Data records:
____________________

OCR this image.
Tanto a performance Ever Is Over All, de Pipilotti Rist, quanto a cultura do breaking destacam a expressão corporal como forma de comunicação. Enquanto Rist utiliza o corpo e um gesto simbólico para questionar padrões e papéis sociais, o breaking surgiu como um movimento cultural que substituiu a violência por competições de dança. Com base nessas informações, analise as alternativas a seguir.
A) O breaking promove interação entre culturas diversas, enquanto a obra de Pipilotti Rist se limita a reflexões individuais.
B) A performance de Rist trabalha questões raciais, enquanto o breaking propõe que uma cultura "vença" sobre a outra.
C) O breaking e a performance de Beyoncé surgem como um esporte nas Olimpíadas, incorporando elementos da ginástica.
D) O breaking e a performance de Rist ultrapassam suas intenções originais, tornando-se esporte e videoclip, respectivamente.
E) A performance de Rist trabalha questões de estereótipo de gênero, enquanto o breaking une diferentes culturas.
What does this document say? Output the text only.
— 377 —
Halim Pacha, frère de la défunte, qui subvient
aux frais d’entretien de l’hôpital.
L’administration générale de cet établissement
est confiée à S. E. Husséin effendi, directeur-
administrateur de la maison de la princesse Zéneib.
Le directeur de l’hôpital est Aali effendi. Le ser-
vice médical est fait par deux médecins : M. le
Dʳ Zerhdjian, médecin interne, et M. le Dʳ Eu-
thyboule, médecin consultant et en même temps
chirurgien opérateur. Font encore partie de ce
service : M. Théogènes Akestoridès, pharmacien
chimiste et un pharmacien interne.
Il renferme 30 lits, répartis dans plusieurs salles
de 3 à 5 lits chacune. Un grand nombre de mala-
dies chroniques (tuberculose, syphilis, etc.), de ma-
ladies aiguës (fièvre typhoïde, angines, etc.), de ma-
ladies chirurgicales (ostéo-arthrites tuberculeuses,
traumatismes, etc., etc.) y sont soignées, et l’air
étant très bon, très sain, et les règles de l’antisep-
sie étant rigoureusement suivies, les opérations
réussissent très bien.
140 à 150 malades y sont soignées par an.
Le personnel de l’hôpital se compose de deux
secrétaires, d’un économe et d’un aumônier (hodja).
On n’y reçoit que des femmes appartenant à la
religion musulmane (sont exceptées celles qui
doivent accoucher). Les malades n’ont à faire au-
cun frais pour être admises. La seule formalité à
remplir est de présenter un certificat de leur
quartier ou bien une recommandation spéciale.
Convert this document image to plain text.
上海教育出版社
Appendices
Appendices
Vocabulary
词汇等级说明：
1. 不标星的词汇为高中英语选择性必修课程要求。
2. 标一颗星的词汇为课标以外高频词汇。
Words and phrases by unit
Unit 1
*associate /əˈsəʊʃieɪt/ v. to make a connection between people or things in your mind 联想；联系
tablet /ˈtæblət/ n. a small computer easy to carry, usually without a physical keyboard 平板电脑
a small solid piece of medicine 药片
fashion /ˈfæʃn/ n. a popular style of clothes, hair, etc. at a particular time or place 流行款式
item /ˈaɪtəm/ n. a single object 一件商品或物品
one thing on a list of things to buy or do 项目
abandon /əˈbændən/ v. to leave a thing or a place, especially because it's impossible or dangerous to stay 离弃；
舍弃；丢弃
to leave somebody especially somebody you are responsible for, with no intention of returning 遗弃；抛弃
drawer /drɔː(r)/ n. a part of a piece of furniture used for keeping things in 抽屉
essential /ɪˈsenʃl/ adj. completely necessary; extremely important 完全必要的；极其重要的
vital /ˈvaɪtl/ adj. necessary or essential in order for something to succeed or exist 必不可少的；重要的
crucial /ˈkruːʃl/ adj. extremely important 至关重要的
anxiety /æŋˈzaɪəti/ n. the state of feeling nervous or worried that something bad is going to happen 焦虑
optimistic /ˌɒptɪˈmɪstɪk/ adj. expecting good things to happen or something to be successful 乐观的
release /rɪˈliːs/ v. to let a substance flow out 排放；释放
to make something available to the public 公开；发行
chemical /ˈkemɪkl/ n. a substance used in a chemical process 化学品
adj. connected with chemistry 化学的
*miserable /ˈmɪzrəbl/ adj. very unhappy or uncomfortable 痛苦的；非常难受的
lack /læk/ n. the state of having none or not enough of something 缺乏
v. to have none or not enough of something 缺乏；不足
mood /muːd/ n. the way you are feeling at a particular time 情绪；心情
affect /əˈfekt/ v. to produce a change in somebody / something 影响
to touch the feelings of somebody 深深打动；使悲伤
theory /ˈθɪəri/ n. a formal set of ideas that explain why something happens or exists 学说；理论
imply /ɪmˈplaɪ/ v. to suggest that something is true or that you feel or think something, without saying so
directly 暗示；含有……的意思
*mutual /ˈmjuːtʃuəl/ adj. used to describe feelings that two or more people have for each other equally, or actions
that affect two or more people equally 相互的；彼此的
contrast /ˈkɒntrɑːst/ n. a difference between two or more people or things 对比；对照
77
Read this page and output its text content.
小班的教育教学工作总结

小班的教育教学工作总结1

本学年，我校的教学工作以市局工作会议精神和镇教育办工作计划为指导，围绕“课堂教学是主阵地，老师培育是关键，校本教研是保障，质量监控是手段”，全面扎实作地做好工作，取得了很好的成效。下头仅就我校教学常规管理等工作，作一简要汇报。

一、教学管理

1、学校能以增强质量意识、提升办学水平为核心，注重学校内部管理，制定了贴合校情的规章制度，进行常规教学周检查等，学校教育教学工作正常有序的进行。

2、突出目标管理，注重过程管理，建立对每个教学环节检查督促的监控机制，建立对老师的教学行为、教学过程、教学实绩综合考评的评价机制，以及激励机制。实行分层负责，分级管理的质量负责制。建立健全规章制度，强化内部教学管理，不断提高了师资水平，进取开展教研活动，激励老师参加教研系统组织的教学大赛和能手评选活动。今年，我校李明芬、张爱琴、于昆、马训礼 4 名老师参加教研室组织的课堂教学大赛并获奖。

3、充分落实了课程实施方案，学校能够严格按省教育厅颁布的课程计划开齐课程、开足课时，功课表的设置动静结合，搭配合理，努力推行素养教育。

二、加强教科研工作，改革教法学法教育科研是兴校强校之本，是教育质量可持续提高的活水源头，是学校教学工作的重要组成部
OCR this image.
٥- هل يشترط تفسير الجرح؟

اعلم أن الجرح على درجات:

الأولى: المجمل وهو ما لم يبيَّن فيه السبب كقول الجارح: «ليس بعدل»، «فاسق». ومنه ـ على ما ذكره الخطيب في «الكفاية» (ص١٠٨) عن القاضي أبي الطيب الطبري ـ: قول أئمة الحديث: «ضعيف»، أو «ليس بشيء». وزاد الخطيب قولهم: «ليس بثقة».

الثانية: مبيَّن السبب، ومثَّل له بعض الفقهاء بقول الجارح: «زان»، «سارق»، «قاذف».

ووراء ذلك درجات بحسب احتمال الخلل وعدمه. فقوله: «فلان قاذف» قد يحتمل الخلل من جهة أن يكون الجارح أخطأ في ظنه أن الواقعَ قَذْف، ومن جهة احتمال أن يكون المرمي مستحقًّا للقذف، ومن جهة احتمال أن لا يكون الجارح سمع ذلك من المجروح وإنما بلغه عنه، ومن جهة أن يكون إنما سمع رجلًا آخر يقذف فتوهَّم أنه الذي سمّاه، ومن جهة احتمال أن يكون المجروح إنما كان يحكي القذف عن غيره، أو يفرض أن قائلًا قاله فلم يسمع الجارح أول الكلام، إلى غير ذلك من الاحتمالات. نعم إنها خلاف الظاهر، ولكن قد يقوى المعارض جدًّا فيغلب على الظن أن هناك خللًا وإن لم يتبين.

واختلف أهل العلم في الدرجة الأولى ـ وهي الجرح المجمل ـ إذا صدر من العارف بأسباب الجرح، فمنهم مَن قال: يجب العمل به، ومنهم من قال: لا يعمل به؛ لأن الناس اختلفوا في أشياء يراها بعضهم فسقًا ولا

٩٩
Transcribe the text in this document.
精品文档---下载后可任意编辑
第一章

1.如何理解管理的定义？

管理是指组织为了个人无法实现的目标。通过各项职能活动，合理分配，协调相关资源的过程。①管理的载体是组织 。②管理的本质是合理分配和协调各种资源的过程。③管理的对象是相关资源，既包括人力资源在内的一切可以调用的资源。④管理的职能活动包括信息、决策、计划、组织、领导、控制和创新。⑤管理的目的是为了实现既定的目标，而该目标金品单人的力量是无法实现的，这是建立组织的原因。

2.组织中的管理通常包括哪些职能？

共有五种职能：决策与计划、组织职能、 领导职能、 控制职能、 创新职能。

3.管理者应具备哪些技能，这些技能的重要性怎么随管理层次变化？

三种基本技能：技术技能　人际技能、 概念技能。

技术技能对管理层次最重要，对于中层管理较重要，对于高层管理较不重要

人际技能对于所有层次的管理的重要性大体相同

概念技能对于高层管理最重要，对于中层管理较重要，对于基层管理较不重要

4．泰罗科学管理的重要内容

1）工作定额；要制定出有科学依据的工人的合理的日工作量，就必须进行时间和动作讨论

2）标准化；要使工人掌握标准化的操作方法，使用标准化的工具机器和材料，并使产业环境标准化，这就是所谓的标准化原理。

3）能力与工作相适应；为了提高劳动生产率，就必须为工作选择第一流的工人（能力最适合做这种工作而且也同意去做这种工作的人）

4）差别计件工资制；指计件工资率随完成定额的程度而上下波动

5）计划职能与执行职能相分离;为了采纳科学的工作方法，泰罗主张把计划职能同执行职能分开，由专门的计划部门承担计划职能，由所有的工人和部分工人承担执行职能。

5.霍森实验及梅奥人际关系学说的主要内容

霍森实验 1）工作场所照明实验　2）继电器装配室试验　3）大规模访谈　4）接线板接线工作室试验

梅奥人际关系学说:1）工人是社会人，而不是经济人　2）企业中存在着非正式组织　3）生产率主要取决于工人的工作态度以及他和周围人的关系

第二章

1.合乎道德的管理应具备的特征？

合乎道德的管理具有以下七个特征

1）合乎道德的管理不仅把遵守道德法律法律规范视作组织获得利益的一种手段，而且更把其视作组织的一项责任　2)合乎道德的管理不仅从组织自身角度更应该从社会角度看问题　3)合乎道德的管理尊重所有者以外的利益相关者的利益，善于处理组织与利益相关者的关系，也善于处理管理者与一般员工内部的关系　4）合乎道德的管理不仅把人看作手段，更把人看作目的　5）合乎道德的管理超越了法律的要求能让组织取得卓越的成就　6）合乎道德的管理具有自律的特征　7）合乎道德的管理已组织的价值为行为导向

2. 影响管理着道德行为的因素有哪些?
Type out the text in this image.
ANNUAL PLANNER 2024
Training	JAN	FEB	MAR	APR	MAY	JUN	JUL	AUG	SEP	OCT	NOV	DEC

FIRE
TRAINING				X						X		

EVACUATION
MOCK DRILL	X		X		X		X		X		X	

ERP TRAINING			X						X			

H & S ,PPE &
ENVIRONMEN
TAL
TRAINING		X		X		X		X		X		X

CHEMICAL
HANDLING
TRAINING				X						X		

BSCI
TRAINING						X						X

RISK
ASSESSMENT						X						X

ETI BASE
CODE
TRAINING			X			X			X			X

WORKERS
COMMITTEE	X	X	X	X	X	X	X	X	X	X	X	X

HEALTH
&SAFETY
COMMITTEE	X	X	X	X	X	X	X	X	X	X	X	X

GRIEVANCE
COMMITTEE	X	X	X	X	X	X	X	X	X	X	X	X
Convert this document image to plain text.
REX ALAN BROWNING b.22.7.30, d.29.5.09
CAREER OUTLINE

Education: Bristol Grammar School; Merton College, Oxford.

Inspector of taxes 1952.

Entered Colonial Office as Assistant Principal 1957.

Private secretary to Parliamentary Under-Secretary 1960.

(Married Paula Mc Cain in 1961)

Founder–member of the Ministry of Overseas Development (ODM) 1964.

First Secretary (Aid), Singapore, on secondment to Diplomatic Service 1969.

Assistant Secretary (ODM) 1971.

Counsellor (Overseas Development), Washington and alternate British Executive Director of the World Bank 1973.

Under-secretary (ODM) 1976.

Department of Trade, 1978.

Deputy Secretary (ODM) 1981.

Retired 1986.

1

____________________

[To do] Read the entries above, then pull out the lines that include "this".

[Complete output]
OCR this image.
What does this document say? Output the text only.
Convert this document image to plain text.
Read this page and output its text content.
OCR this image.
Transcribe the text in this document.
Type out the text in this image.
Convert this document image to plain text.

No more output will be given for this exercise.